Count how many lines in this material contain "from". The answer is that number alone.

*** Dataset extract ***

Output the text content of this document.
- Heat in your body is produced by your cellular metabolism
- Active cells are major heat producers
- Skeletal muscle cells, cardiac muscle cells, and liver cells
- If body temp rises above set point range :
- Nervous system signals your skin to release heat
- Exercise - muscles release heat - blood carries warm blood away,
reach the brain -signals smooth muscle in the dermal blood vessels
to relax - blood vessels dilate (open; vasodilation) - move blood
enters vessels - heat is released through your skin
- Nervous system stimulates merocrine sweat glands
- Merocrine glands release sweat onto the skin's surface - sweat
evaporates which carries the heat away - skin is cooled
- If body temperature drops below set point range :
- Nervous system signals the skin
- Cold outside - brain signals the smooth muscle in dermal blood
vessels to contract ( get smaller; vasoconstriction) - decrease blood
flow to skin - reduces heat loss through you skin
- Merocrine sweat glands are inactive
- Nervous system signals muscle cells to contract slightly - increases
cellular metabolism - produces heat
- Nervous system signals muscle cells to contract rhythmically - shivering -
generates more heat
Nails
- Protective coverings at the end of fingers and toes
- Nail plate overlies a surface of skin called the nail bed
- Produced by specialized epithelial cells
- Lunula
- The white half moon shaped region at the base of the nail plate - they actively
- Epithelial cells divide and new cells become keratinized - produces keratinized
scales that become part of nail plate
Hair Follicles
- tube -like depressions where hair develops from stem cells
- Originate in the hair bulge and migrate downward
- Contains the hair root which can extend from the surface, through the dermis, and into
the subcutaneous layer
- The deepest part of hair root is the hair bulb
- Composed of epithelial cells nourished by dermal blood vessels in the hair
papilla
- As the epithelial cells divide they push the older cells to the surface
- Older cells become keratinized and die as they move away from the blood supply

*** End of Dataset extract ***
*** Dataset extract ***

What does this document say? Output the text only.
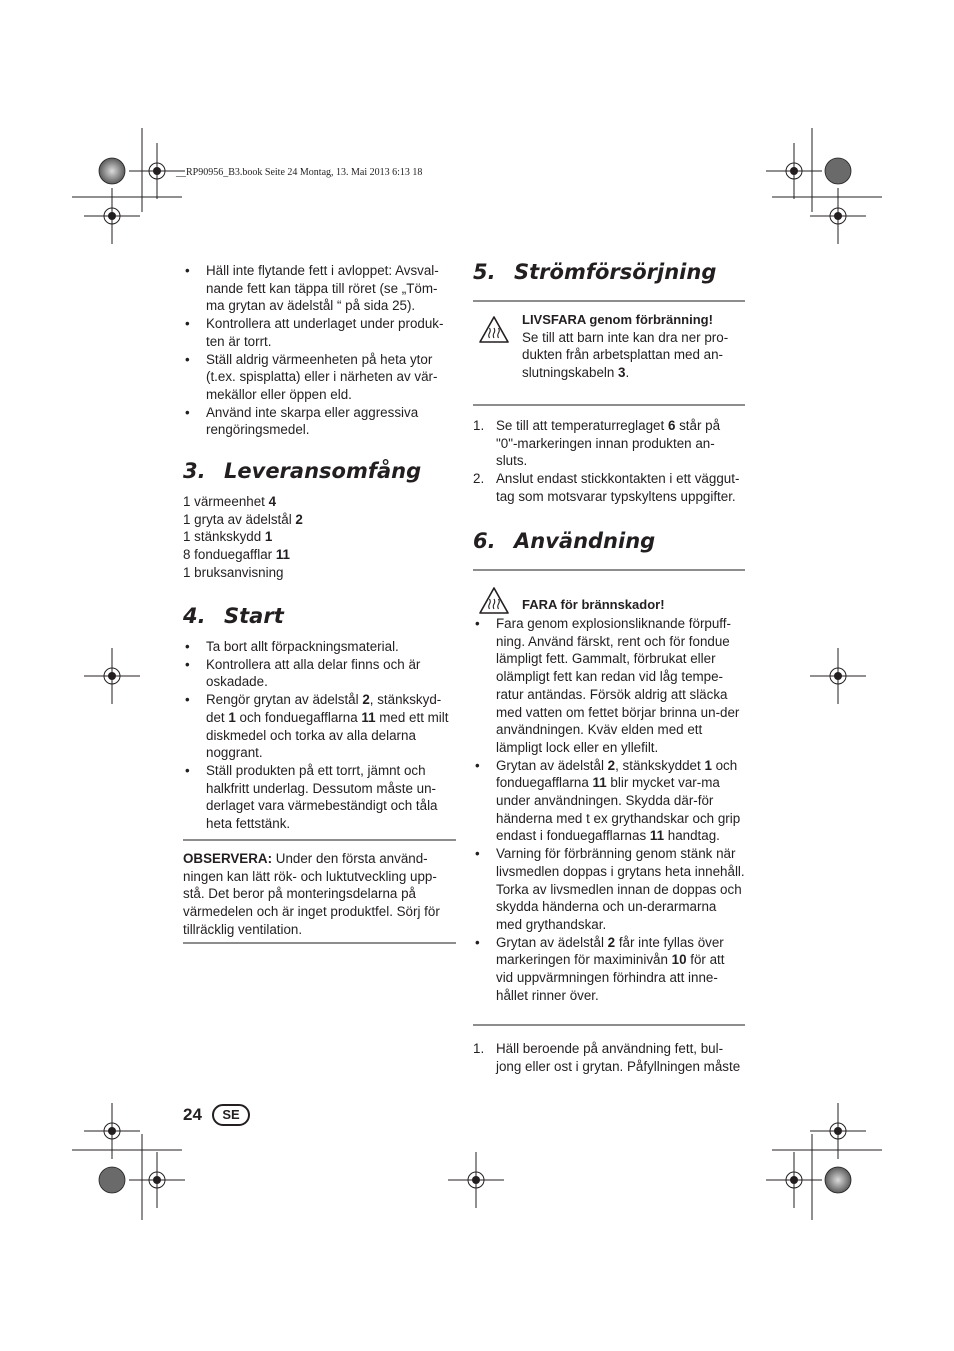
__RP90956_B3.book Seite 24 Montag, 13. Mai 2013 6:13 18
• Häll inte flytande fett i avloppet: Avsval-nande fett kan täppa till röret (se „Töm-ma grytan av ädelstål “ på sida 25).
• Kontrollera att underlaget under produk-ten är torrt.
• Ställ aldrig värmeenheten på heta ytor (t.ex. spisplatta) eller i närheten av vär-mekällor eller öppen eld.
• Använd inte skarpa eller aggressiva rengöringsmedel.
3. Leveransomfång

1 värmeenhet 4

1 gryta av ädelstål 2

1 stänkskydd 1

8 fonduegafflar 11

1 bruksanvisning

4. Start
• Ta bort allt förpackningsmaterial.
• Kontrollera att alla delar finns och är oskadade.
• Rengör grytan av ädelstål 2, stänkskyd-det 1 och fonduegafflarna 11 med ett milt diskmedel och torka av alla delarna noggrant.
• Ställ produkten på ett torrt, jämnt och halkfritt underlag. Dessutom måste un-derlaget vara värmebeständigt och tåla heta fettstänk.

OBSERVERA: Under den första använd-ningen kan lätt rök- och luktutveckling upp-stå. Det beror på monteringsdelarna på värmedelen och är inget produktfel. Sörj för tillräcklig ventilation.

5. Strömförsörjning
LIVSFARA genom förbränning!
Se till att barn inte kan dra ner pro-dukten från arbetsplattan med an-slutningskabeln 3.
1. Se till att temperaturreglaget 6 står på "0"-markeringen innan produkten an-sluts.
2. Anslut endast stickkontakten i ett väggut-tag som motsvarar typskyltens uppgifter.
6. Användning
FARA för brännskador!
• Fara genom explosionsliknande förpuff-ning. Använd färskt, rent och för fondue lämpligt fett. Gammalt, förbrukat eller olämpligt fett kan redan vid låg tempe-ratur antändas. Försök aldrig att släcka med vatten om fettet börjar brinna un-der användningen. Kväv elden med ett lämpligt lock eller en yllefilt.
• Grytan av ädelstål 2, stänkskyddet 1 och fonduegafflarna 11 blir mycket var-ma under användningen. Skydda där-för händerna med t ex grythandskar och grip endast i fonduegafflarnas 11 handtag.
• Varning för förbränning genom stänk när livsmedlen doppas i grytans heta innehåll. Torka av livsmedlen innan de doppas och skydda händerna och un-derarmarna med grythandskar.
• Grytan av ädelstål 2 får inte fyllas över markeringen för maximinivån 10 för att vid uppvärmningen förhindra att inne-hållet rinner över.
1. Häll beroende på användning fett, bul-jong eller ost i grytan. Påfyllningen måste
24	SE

*** End of Dataset extract ***

- [Answer to this problem]: 3